[begin Records to process]
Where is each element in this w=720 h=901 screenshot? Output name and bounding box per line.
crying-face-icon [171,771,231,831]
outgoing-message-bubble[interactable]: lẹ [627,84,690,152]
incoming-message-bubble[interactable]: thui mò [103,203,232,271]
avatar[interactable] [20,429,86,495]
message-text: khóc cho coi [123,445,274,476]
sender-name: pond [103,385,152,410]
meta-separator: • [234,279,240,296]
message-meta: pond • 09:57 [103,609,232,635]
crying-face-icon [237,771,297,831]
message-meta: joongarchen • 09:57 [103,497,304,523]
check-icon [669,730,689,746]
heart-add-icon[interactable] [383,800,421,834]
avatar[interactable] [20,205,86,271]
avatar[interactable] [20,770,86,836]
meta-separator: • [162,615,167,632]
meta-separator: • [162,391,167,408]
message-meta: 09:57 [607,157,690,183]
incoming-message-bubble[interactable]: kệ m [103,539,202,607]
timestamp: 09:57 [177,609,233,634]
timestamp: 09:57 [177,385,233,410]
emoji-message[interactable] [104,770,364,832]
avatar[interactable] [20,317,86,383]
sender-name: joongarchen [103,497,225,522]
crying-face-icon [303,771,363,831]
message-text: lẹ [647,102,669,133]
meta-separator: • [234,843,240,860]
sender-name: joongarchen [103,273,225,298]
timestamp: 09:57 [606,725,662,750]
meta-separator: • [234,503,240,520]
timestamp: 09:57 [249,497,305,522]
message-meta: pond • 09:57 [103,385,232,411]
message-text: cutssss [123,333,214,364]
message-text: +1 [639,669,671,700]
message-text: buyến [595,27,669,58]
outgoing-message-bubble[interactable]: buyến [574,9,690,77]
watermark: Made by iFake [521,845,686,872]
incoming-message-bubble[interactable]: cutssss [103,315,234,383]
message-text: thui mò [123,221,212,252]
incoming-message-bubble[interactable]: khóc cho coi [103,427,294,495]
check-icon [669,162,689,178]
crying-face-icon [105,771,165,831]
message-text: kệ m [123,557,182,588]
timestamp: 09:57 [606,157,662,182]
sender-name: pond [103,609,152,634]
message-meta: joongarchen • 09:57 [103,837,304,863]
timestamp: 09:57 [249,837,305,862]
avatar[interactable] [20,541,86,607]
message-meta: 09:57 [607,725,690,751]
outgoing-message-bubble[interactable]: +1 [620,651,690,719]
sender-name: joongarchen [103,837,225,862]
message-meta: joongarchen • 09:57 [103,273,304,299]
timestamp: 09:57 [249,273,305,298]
[end Records to process]
● **Exercise aim**
Convert all of the material above into a JSON array of strings, with one string for each line and no blank lines.

● **Solution for this problem**
[
  "Where is each element in this w=720 h=901 screenshot? Output name and bounding box per line.",
  "crying-face-icon [171,771,231,831]",
  "outgoing-message-bubble[interactable]: lẹ [627,84,690,152]",
  "incoming-message-bubble[interactable]: thui mò [103,203,232,271]",
  "avatar[interactable] [20,429,86,495]",
  "message-text: khóc cho coi [123,445,274,476]",
  "sender-name: pond [103,385,152,410]",
  "meta-separator: • [234,279,240,296]",
  "message-meta: pond • 09:57 [103,609,232,635]",
  "crying-face-icon [237,771,297,831]",
  "message-meta: joongarchen • 09:57 [103,497,304,523]",
  "check-icon [669,730,689,746]",
  "heart-add-icon[interactable] [383,800,421,834]",
  "avatar[interactable] [20,205,86,271]",
  "avatar[interactable] [20,770,86,836]",
  "meta-separator: • [162,615,167,632]",
  "meta-separator: • [162,391,167,408]",
  "message-meta: 09:57 [607,157,690,183]",
  "incoming-message-bubble[interactable]: kệ m [103,539,202,607]",
  "timestamp: 09:57 [177,609,233,634]",
  "timestamp: 09:57 [177,385,233,410]",
  "emoji-message[interactable] [104,770,364,832]",
  "avatar[interactable] [20,317,86,383]",
  "sender-name: joongarchen [103,497,225,522]",
  "crying-face-icon [303,771,363,831]",
  "message-text: lẹ [647,102,669,133]",
  "meta-separator: • [234,843,240,860]",
  "sender-name: joongarchen [103,273,225,298]",
  "timestamp: 09:57 [606,725,662,750]",
  "meta-separator: • [234,503,240,520]",
  "timestamp: 09:57 [249,497,305,522]",
  "message-meta: pond • 09:57 [103,385,232,411]",
  "message-text: cutssss [123,333,214,364]",
  "message-text: +1 [639,669,671,700]",
  "message-text: buyến [595,27,669,58]",
  "outgoing-message-bubble[interactable]: buyến [574,9,690,77]",
  "watermark: Made by iFake [521,845,686,872]",
  "incoming-message-bubble[interactable]: cutssss [103,315,234,383]",
  "message-text: thui mò [123,221,212,252]",
  "incoming-message-bubble[interactable]: khóc cho coi [103,427,294,495]",
  "check-icon [669,162,689,178]",
  "crying-face-icon [105,771,165,831]",
  "message-text: kệ m [123,557,182,588]",
  "timestamp: 09:57 [606,157,662,182]",
  "sender-name: pond [103,609,152,634]",
  "message-meta: joongarchen • 09:57 [103,837,304,863]",
  "timestamp: 09:57 [249,837,305,862]",
  "avatar[interactable] [20,541,86,607]",
  "message-meta: 09:57 [607,725,690,751]",
  "outgoing-message-bubble[interactable]: +1 [620,651,690,719]",
  "sender-name: joongarchen [103,837,225,862]",
  "message-meta: joongarchen • 09:57 [103,273,304,299]",
  "timestamp: 09:57 [249,273,305,298]"
]